**EXTRACTED TEXT:**
..............................
Saccharomycodes

Scientific classification
- Kingdom: Fungi
- Division: Ascomycota
- Class: Saccharomycetes
- Order: Saccharomycetales
- Family: Saccharomycodaceae
- Genus: Saccharomycodes
- Species: Saccharomycodes ludwigii; Saccharomycodes sinensis;

= Saccharomycodes =

Genus of fungi

Saccharomycodes is a genus of yeasts.
They are helobially reproducing yeasts. The type species is Saccharomycodes ludwigii. The other species, Saccharomycodes sinensis, is known from a single strain that was isolated from soil from a forest on Mount Chienfang on Hainan in China. It is the sister genus of Hanseniaspora.

== Relationships with humans ==
The species Saccharomycodes lugwigii is considered a "spoilage" yeast in the winemaking process and is commonly referred to as the "winemaker's nightmare". It has a high polluting capacity, beginning at one to two cells per liter. It has a high tolerance for sulfur dioxide, high sugar levels, and pressurized carbon dioxide and is difficult to eradicated from an already contaminated environment. It produces high levels of secondary metabolites, including isobutanol, amyl alcohol, and isoamyl alcohol.
..............................
Reproduce the Saccharomycodes article above in full, word for word, with nothing changed.
..............................
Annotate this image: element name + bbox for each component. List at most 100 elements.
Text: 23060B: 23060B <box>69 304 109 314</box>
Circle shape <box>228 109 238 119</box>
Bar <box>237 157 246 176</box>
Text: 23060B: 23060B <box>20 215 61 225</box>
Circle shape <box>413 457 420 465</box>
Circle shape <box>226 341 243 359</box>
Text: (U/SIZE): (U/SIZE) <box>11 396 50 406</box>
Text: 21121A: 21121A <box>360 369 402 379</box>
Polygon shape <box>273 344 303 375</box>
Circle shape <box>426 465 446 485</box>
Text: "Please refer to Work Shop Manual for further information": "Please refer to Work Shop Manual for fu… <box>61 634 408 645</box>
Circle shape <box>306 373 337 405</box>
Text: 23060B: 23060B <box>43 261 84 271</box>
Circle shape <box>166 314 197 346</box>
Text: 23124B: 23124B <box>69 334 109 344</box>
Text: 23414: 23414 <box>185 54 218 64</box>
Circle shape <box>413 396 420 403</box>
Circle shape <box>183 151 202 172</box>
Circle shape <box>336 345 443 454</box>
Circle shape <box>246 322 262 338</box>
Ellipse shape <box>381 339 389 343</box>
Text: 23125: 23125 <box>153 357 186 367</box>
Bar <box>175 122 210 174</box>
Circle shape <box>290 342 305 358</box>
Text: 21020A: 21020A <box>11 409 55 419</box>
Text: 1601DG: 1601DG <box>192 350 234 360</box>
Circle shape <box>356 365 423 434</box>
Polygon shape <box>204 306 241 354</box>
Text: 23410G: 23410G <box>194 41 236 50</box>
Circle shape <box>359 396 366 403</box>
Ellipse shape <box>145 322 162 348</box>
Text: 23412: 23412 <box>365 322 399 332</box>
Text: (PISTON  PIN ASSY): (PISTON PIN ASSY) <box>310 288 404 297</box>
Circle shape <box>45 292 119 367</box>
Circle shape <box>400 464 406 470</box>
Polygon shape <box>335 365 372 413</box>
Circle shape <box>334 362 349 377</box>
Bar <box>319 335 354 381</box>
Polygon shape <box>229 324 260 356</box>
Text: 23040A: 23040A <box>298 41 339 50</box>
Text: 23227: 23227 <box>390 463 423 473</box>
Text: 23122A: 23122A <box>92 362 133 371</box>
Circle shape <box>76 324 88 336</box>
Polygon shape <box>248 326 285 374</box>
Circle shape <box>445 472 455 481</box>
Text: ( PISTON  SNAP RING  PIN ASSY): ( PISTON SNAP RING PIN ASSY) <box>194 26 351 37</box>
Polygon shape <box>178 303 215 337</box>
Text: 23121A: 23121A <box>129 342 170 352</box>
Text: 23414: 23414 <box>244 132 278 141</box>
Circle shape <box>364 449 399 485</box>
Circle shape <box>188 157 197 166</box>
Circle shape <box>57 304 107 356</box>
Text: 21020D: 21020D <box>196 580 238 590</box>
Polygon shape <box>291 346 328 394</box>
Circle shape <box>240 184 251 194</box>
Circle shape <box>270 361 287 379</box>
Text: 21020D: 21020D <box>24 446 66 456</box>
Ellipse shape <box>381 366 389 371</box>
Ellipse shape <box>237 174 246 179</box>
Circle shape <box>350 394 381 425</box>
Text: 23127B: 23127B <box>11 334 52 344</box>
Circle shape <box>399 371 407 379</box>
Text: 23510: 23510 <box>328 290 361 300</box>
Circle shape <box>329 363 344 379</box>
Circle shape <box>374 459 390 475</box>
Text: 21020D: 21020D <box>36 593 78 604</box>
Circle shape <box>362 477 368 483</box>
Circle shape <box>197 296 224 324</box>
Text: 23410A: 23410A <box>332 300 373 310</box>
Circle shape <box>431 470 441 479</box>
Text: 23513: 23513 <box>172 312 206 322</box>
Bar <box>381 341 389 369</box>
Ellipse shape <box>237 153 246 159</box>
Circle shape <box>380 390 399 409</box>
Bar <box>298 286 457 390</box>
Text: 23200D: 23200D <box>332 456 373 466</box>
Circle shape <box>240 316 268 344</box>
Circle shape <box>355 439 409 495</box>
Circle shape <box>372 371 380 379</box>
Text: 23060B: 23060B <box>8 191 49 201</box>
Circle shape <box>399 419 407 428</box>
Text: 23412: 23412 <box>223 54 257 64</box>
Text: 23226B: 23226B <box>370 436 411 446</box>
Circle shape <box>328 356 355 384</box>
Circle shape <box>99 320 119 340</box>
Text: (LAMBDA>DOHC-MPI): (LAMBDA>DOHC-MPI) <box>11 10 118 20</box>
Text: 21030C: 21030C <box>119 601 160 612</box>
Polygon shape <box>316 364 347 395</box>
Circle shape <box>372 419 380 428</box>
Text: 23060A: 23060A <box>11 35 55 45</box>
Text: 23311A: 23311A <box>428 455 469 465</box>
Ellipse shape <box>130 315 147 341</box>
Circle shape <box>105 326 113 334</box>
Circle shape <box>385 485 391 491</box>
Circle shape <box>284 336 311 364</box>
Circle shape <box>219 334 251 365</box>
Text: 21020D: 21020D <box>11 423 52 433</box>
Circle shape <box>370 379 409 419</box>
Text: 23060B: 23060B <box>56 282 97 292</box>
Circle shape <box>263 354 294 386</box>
..............................
**RESULT OF THE TASK:**
Saccharomycodes

Scientific classification
- Kingdom: Fungi
- Division: Ascomycota
- Class: Saccharomycetes
- Order: Saccharomycetales
- Family: Saccharomycodaceae
- Genus: Saccharomycodes
- Species: Saccharomycodes ludwigii; Saccharomycodes sinensis;

= Saccharomycodes =

Genus of fungi

Saccharomycodes is a genus of yeasts.
They are helobially reproducing yeasts. The type species is Saccharomycodes ludwigii. The other species, Saccharomycodes sinensis, is known from a single strain that was isolated from soil from a forest on Mount Chienfang on Hainan in China. It is the sister genus of Hanseniaspora.

== Relationships with humans ==
The species Saccharomycodes lugwigii is considered a "spoilage" yeast in the winemaking process and is commonly referred to as the "winemaker's nightmare". It has a high polluting capacity, beginning at one to two cells per liter. It has a high tolerance for sulfur dioxide, high sugar levels, and pressurized carbon dioxide and is difficult to eradicated from an already contaminated environment. It produces high levels of secondary metabolites, including isobutanol, amyl alcohol, and isoamyl alcohol.